_What to work on_
Extract all lines from the data beneath that include the word "Esfera".

* * * * * * * * *

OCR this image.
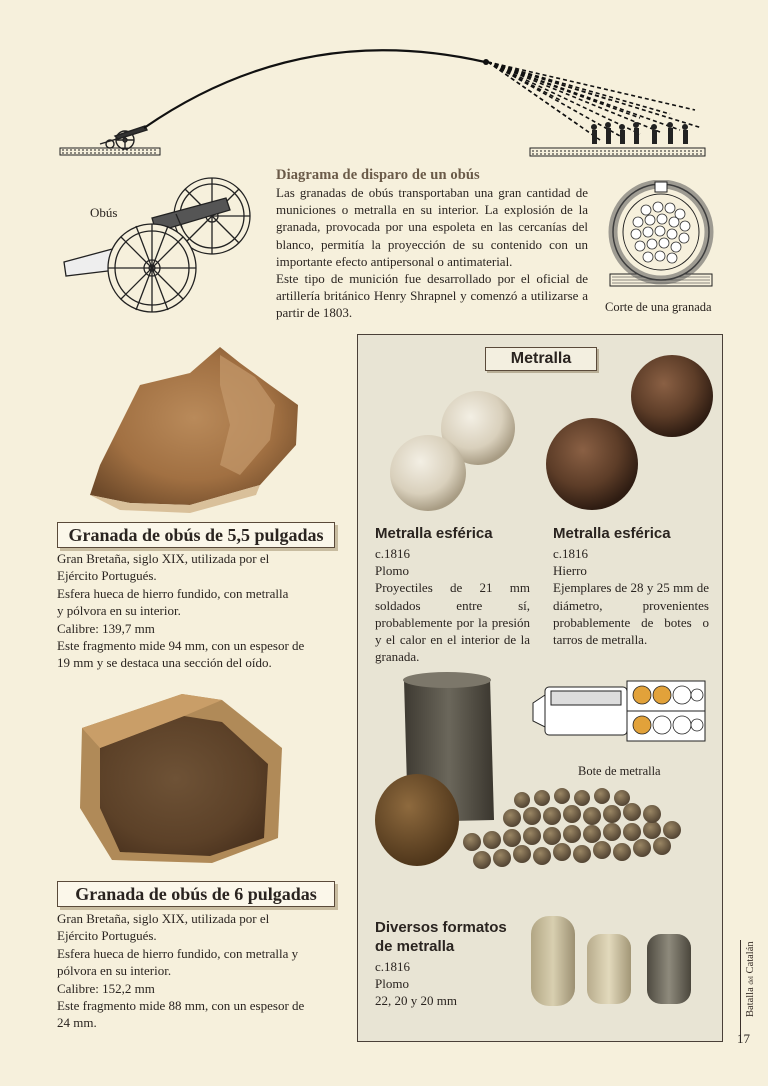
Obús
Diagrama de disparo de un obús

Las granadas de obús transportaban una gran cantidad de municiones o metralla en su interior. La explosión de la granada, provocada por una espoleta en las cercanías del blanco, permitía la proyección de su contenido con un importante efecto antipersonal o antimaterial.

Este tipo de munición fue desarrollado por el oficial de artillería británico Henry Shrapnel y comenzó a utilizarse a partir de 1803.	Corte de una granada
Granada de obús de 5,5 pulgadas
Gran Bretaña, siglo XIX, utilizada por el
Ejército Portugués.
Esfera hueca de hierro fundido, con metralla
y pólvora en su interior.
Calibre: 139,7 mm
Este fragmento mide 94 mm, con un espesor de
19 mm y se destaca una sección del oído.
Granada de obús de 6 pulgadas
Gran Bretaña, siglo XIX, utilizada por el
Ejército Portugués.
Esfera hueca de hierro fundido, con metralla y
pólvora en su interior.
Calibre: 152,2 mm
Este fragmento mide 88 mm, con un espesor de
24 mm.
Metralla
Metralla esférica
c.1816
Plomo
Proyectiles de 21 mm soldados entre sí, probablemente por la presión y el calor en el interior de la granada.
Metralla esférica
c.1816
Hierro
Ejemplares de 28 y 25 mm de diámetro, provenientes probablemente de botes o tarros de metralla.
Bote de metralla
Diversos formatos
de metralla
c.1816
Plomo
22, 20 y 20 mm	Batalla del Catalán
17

* * * * * * * * *

_Final result_
Esfera hueca de hierro fundido, con metralla
Esfera hueca de hierro fundido, con metralla y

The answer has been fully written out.